▶ _Task brief_: Copy out every line containing the word "there".

+++ Entries

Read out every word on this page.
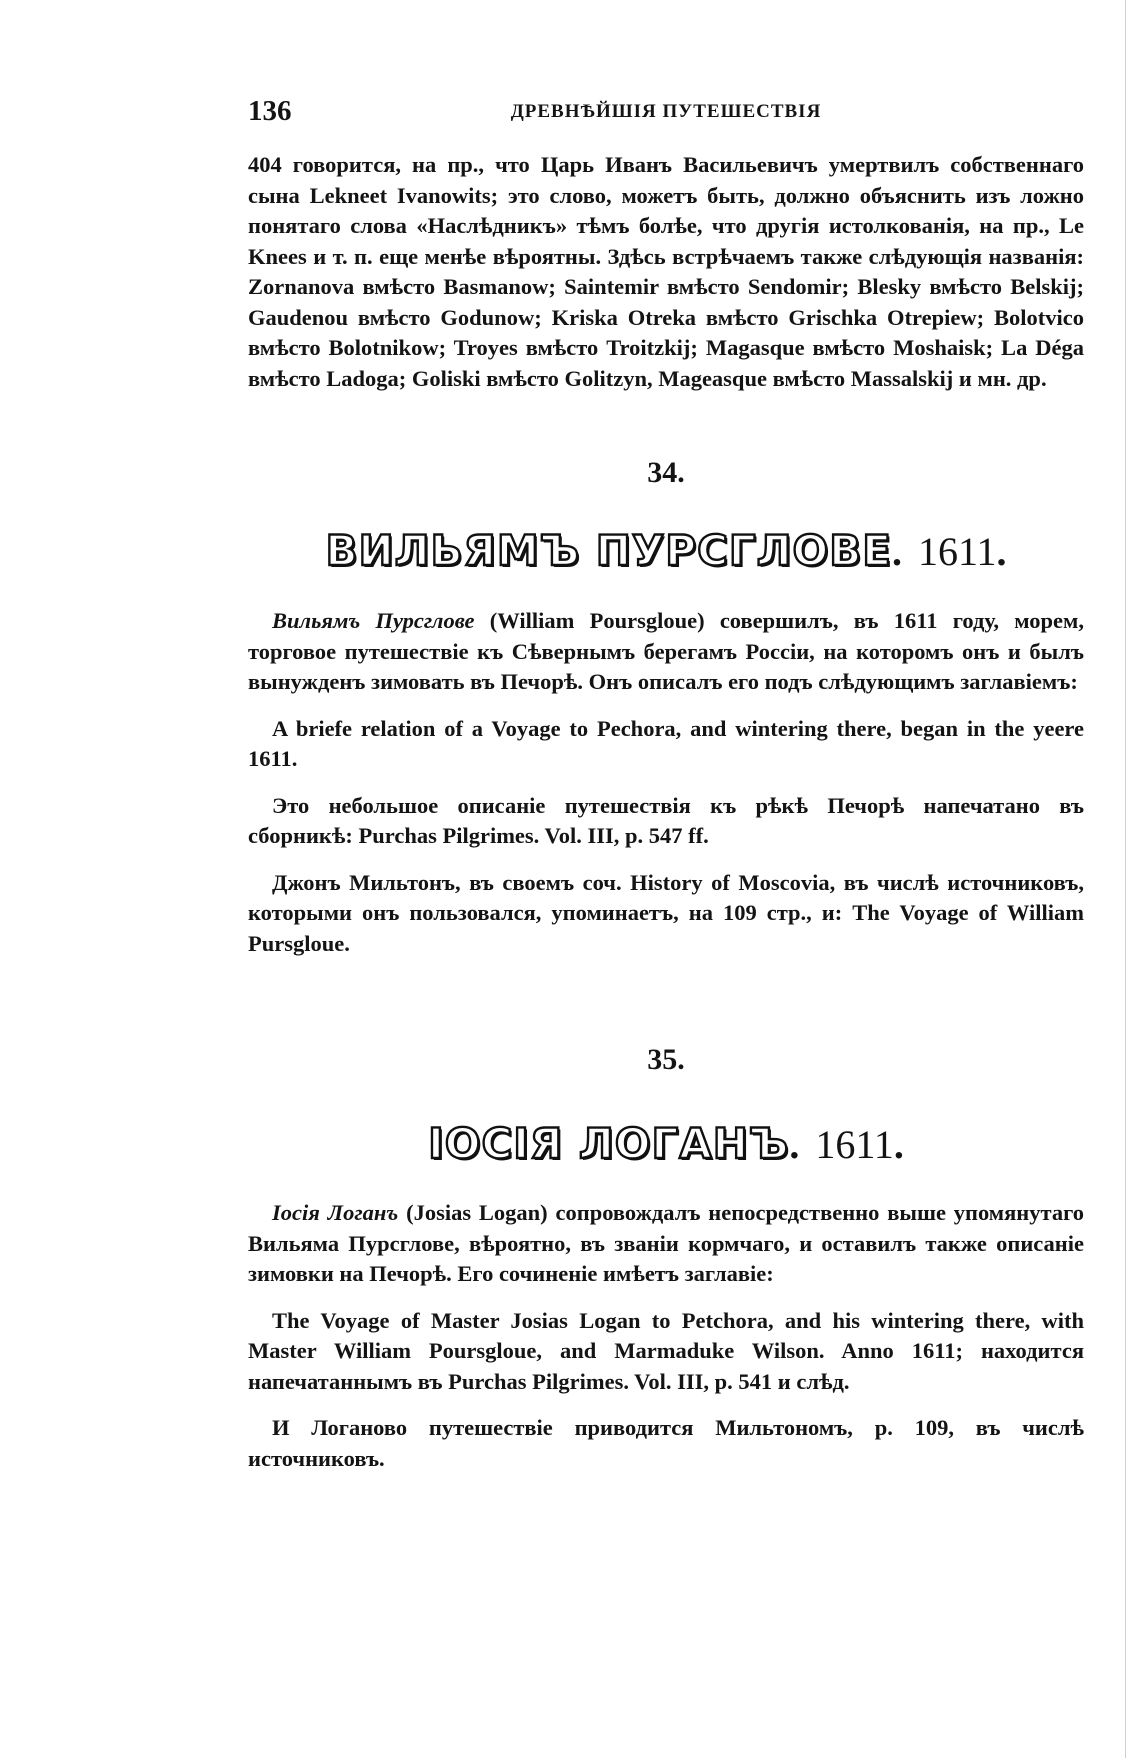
136	ДРЕВНѢЙШІЯ ПУТЕШЕСТВІЯ

404 говорится, на пр., что Царь Иванъ Васильевичъ умертвилъ собственнаго сына Lekneet Ivanowits; это слово, можетъ быть, должно объяснить изъ ложно понятаго слова «Наслѣдникъ» тѣмъ болѣе, что другія истолкованія, на пр., Le Knees и т. п. еще менѣе вѣроятны. Здѣсь встрѣчаемъ также слѣдующія названія: Zornanova вмѣсто Basmanow; Saintemir вмѣсто Sendomir; Blesky вмѣсто Belskij; Gaudenou вмѣсто Godunow; Kriska Otreka вмѣсто Grischka Otrepiew; Bolotvico вмѣсто Bolotnikow; Troyes вмѣсто Troitzkij; Magasque вмѣсто Moshaisk; La Déga вмѣсто Ladoga; Goliski вмѣсто Golitzyn, Mageasque вмѣсто Massalskij и мн. др.

34.
ВИЛЬЯМЪ ПУРСГЛОВЕ. 1611.

Вильямъ Пурсглове (William Poursgloue) совершилъ, въ 1611 году, морем, торговое путешествіе къ Сѣвернымъ берегамъ Россіи, на которомъ онъ и былъ вынужденъ зимовать въ Печорѣ. Онъ описалъ его подъ слѣдующимъ заглавіемъ:

A briefe relation of a Voyage to Pechora, and wintering there, began in the yeere 1611.

Это небольшое описаніе путешествія къ рѣкѣ Печорѣ напечатано въ сборникѣ: Purchas Pilgrimes. Vol. III, p. 547 ff.

Джонъ Мильтонъ, въ своемъ соч. History of Moscovia, въ числѣ источниковъ, которыми онъ пользовался, упоминаетъ, на 109 стр., и: The Voyage of William Pursgloue.

35.
ІОСІЯ ЛОГАНЪ. 1611.

Іосія Логанъ (Josias Logan) сопровождалъ непосредственно выше упомянутаго Вильяма Пурсглове, вѣроятно, въ званіи кормчаго, и оставилъ также описаніе зимовки на Печорѣ. Его сочиненіе имѣетъ заглавіе:

The Voyage of Master Josias Logan to Petchora, and his wintering there, with Master William Poursgloue, and Marmaduke Wilson. Anno 1611; находится напечатаннымъ въ Purchas Pilgrimes. Vol. III, p. 541 и слѣд.

И Логаново путешествіе приводится Мильтономъ, р. 109, въ числѣ источниковъ.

++++++

▶ _Result below_:
A briefe relation of a Voyage to Pechora, and wintering there, began in the yeere 1611.
The Voyage of Master Josias Logan to Petchora, and his wintering there, with Master William Poursgloue, and Marmaduke Wilson. Anno 1611; находится напечатаннымъ въ Purchas Pilgrimes. Vol. III, p. 541 и слѣд.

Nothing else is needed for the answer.